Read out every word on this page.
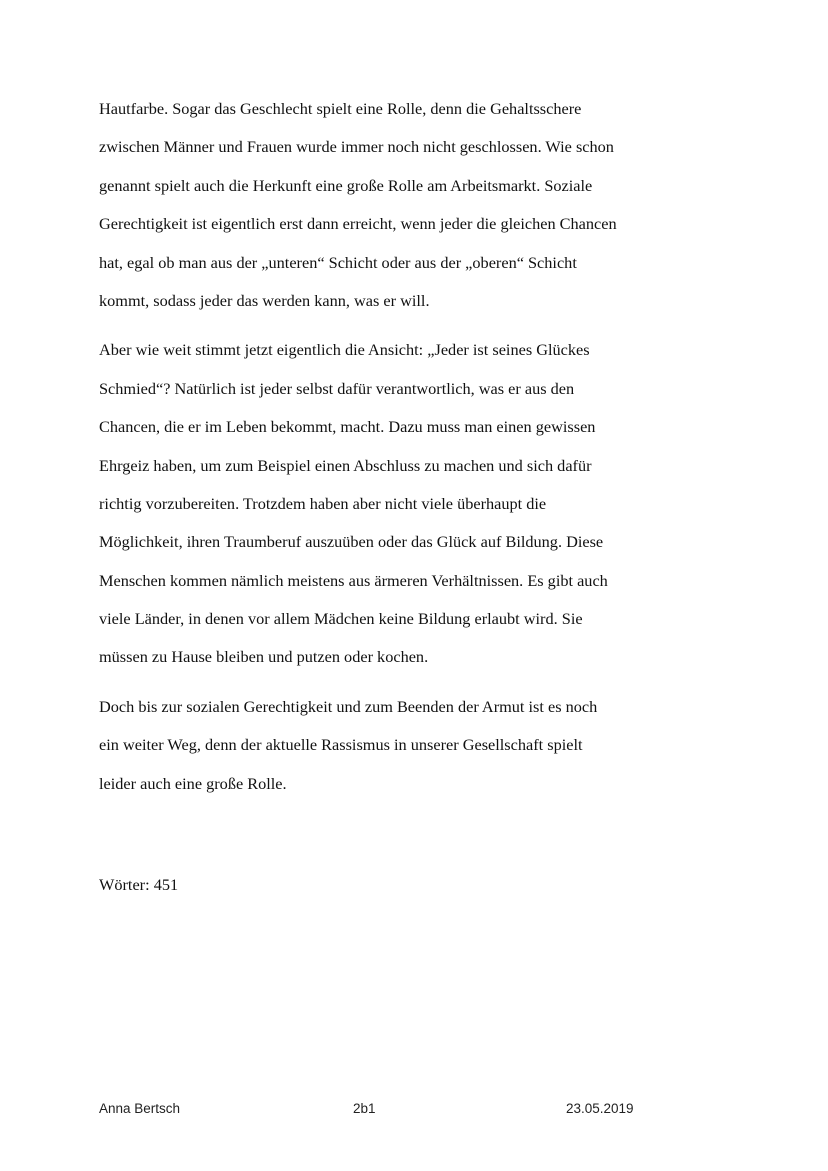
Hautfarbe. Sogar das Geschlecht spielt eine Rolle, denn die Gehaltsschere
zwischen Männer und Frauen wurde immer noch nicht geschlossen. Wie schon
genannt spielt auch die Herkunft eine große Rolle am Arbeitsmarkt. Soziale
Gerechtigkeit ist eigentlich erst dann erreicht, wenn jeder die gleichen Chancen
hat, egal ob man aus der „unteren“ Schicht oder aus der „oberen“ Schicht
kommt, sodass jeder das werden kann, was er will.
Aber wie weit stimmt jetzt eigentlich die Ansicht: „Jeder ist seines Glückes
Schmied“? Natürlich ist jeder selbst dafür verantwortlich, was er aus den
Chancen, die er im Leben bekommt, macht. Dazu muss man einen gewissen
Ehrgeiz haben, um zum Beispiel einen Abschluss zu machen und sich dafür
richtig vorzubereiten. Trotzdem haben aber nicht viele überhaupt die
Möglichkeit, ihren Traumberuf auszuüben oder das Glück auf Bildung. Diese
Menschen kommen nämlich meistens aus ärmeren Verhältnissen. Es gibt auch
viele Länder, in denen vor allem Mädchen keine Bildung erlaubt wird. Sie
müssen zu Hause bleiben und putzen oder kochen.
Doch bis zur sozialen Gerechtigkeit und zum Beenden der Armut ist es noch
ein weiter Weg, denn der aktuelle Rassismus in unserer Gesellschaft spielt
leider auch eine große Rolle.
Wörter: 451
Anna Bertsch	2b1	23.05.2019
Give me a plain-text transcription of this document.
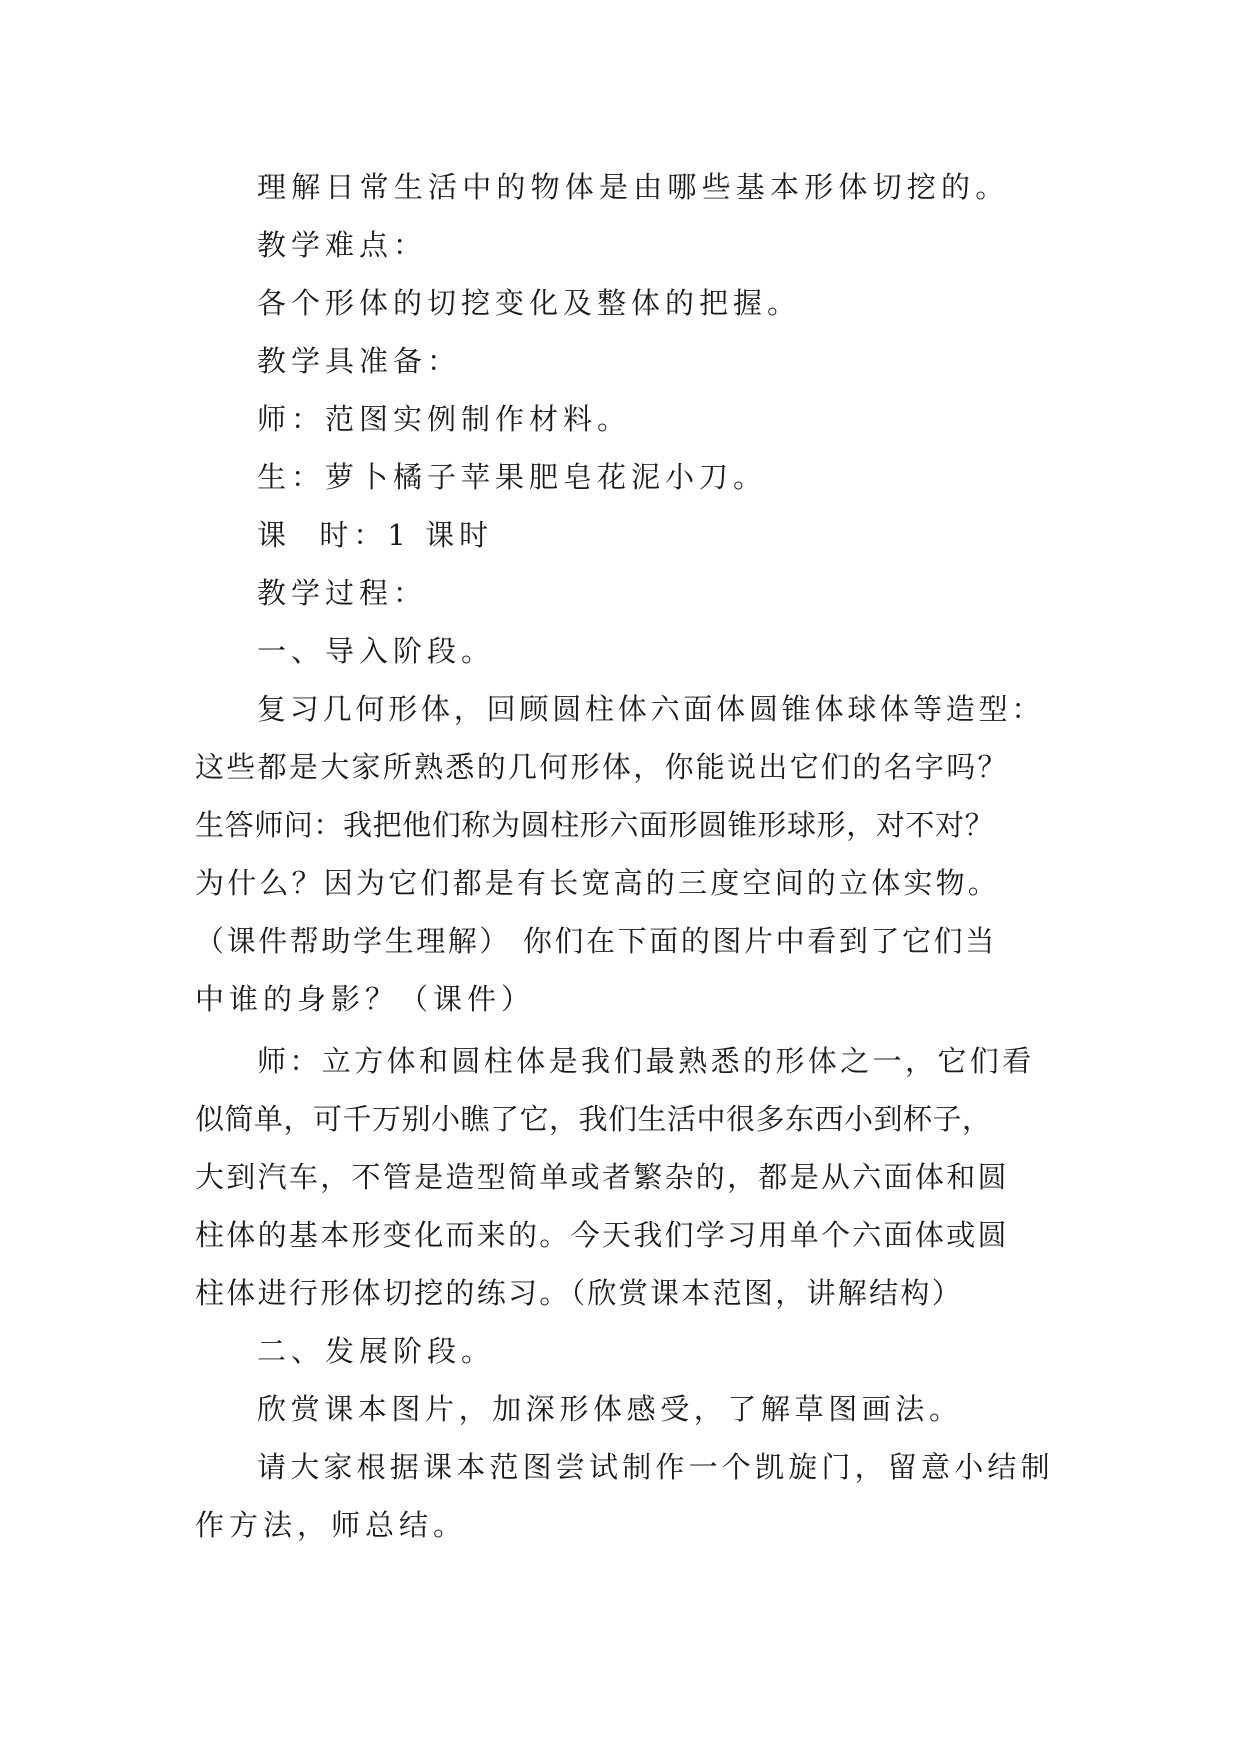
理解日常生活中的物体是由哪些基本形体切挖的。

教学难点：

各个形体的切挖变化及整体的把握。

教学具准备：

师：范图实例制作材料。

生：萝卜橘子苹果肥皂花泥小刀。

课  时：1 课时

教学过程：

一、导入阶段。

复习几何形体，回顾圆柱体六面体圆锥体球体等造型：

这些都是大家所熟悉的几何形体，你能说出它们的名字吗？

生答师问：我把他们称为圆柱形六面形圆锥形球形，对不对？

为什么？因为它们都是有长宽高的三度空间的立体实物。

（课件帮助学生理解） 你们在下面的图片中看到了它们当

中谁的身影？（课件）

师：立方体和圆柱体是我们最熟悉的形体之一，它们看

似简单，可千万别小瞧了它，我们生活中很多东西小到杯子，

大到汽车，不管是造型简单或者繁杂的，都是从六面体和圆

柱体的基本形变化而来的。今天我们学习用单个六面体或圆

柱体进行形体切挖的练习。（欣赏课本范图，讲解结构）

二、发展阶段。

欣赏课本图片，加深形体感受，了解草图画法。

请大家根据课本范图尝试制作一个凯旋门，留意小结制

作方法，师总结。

::::::

◆ **What this task involves**
Show all lines from the listing above in which "eigentlich" appears.

◆ **Problem solution**
Gerechtigkeit ist eigentlich erst dann erreicht, wenn jeder die gleichen Chancen
Aber wie weit stimmt jetzt eigentlich die Ansicht: „Jeder ist seines Glückes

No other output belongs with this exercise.